**WHAT YOU WILL DO**
Retype the material that follows, keeping every word as it is.

**DATASET**
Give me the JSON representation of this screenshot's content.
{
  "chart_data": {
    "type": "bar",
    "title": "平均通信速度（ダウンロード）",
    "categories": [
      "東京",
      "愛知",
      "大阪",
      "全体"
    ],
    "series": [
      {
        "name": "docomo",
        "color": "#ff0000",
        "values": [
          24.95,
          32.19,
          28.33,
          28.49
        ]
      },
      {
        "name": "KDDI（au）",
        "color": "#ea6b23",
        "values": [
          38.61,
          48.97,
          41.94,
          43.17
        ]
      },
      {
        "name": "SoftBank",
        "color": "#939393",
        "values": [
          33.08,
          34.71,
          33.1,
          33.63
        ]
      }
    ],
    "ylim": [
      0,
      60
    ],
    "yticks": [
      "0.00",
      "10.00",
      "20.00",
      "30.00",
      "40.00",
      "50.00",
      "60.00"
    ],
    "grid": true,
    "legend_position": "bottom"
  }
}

**RESULT FOR THIS EXERCISE**
Give me the JSON representation of this screenshot's content.
{
  "chart_data": {
    "type": "bar",
    "title": "平均通信速度（ダウンロード）",
    "categories": [
      "東京",
      "愛知",
      "大阪",
      "全体"
    ],
    "series": [
      {
        "name": "docomo",
        "color": "#ff0000",
        "values": [
          24.95,
          32.19,
          28.33,
          28.49
        ]
      },
      {
        "name": "KDDI（au）",
        "color": "#ea6b23",
        "values": [
          38.61,
          48.97,
          41.94,
          43.17
        ]
      },
      {
        "name": "SoftBank",
        "color": "#939393",
        "values": [
          33.08,
          34.71,
          33.1,
          33.63
        ]
      }
    ],
    "ylim": [
      0,
      60
    ],
    "yticks": [
      "0.00",
      "10.00",
      "20.00",
      "30.00",
      "40.00",
      "50.00",
      "60.00"
    ],
    "grid": true,
    "legend_position": "bottom"
  }
}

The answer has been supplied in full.